From the listing below, copy every line with the word "vehicle".

◇ ◇ ◇

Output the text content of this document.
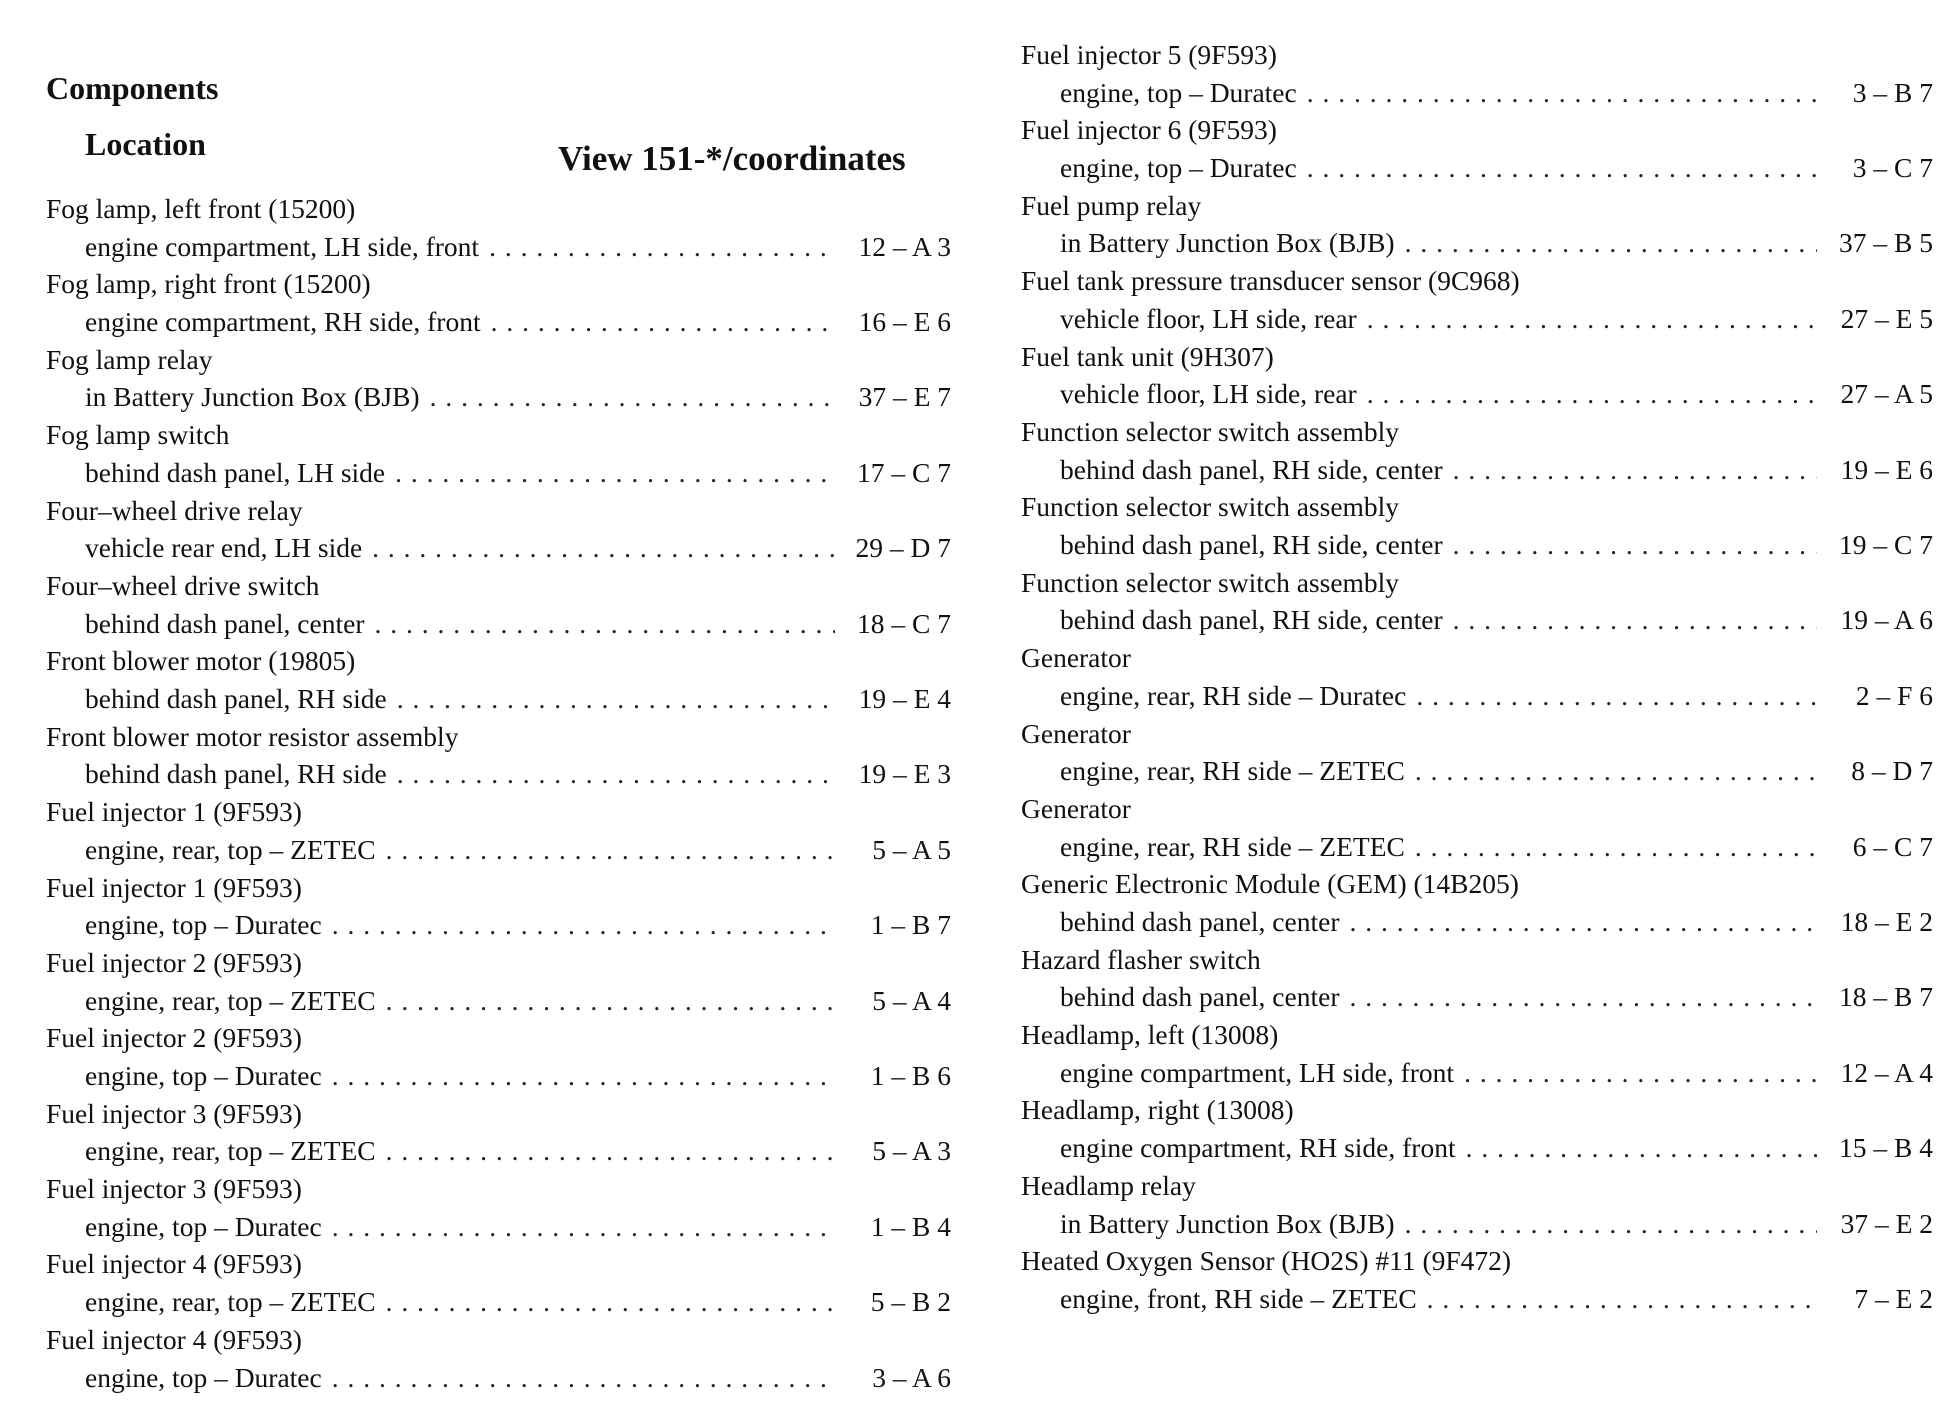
Components
Location	View 151-*/coordinates
Fog lamp, left front (15200)
engine compartment, LH side, front . . .	12 – A 3
Fog lamp, right front (15200)
engine compartment, RH side, front . . .	16 – E 6
Fog lamp relay
in Battery Junction Box (BJB) . . .	37 – E 7
Fog lamp switch
behind dash panel, LH side . . .	17 – C 7
Four–wheel drive relay
vehicle rear end, LH side . . .	29 – D 7
Four–wheel drive switch
behind dash panel, center . . .	18 – C 7
Front blower motor (19805)
behind dash panel, RH side . . .	19 – E 4
Front blower motor resistor assembly
behind dash panel, RH side . . .	19 – E 3
Fuel injector 1 (9F593)
engine, rear, top – ZETEC . . .	5 – A 5
Fuel injector 1 (9F593)
engine, top – Duratec . . .	1 – B 7
Fuel injector 2 (9F593)
engine, rear, top – ZETEC . . .	5 – A 4
Fuel injector 2 (9F593)
engine, top – Duratec . . .	1 – B 6
Fuel injector 3 (9F593)
engine, rear, top – ZETEC . . .	5 – A 3
Fuel injector 3 (9F593)
engine, top – Duratec . . .	1 – B 4
Fuel injector 4 (9F593)
engine, rear, top – ZETEC . . .	5 – B 2
Fuel injector 4 (9F593)
engine, top – Duratec . . .	3 – A 6
Fuel injector 5 (9F593)
engine, top – Duratec . . .	3 – B 7
Fuel injector 6 (9F593)
engine, top – Duratec . . .	3 – C 7
Fuel pump relay
in Battery Junction Box (BJB) . . .	37 – B 5
Fuel tank pressure transducer sensor (9C968)
vehicle floor, LH side, rear . . .	27 – E 5
Fuel tank unit (9H307)
vehicle floor, LH side, rear . . .	27 – A 5
Function selector switch assembly
behind dash panel, RH side, center . . .	19 – E 6
Function selector switch assembly
behind dash panel, RH side, center . . .	19 – C 7
Function selector switch assembly
behind dash panel, RH side, center . . .	19 – A 6
Generator
engine, rear, RH side – Duratec . . .	2 – F 6
Generator
engine, rear, RH side – ZETEC . . .	8 – D 7
Generator
engine, rear, RH side – ZETEC . . .	6 – C 7
Generic Electronic Module (GEM) (14B205)
behind dash panel, center . . .	18 – E 2
Hazard flasher switch
behind dash panel, center . . .	18 – B 7
Headlamp, left (13008)
engine compartment, LH side, front . . .	12 – A 4
Headlamp, right (13008)
engine compartment, RH side, front . . .	15 – B 4
Headlamp relay
in Battery Junction Box (BJB) . . .	37 – E 2
Heated Oxygen Sensor (HO2S) #11 (9F472)
engine, front, RH side – ZETEC . . .	7 – E 2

◇ ◇ ◇

Task solution
vehicle rear end, LH side . . .	29 – D 7
vehicle floor, LH side, rear . . .	27 – E 5
vehicle floor, LH side, rear . . .	27 – A 5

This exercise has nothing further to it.